WRITTEN INSTRUCTION:
In the listing below, pick out lines with "name".

(Records from a collection of figures)

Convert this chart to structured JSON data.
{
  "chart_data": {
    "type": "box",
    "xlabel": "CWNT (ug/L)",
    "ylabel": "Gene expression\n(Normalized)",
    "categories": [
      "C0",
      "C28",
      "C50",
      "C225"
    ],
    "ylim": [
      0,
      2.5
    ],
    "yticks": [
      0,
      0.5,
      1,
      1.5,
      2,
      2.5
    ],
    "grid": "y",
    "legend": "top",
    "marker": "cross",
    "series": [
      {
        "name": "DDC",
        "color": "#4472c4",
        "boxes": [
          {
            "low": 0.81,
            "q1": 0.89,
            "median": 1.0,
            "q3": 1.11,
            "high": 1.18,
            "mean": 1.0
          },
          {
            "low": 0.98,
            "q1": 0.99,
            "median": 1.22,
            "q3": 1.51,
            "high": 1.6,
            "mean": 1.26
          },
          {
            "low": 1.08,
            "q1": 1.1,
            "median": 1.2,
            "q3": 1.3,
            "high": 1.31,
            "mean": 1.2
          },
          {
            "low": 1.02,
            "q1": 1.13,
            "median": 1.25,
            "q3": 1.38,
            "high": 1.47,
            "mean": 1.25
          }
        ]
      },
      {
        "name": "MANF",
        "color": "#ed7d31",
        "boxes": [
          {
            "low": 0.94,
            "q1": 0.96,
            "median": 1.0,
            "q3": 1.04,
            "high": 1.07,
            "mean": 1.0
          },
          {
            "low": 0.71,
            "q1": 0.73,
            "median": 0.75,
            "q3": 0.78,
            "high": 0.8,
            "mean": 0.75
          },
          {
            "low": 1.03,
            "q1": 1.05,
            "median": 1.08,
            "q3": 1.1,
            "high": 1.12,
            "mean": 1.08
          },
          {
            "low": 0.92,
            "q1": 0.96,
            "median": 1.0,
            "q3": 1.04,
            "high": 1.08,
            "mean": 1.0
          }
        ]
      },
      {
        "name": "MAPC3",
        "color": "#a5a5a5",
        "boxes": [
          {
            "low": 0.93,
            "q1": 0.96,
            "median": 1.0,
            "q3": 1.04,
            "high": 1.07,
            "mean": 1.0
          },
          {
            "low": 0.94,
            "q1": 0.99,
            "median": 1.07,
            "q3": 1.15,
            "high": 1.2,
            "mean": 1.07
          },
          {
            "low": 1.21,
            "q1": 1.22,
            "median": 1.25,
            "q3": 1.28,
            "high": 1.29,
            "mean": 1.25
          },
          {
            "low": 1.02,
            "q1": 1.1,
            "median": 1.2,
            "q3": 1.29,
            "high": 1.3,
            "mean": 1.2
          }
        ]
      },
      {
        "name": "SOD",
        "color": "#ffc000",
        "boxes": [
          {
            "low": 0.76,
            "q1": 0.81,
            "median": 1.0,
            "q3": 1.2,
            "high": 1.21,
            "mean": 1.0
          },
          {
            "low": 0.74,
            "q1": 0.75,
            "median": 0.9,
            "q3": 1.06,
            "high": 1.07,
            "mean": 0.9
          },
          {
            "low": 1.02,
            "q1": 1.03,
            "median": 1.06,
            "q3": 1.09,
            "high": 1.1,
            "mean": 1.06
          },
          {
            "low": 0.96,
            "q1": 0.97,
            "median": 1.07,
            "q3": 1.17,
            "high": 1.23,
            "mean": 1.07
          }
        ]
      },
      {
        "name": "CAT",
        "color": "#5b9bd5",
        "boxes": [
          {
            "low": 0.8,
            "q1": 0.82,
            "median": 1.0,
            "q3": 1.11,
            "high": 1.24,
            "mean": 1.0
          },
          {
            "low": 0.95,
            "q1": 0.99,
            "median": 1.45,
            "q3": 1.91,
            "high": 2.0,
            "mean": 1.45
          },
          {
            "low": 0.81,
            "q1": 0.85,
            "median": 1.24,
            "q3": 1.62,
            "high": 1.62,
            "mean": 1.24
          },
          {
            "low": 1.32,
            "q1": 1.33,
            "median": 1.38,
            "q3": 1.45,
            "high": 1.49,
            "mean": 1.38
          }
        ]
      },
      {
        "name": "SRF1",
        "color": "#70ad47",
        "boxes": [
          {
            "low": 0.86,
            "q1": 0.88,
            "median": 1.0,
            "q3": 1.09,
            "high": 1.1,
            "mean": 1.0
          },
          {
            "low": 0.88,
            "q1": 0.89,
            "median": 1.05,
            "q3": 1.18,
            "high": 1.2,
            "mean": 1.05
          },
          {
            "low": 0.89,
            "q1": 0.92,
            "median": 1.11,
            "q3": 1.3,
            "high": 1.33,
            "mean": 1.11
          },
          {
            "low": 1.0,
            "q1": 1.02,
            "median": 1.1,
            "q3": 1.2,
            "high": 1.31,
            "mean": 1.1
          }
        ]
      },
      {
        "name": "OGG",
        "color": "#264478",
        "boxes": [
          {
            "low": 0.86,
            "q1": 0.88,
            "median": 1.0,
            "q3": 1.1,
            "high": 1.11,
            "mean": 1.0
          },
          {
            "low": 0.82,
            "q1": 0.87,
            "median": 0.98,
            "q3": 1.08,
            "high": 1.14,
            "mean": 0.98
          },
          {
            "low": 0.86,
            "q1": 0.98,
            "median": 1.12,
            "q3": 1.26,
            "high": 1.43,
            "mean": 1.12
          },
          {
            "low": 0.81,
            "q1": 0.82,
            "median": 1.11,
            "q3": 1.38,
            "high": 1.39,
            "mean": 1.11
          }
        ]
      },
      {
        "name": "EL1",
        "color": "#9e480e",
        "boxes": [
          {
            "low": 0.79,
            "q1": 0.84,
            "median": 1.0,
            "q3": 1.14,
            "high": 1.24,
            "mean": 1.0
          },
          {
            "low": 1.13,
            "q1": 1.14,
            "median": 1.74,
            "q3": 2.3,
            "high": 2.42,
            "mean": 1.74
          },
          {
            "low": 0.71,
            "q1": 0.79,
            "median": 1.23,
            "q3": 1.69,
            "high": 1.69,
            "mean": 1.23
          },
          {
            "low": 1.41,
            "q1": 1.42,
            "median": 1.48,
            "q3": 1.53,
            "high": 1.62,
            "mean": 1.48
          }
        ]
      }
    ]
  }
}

EXERCISE RESULT:
        "name": "DDC",
        "name": "MANF",
        "name": "MAPC3",
        "name": "SOD",
        "name": "CAT",
        "name": "SRF1",
        "name": "OGG",
        "name": "EL1",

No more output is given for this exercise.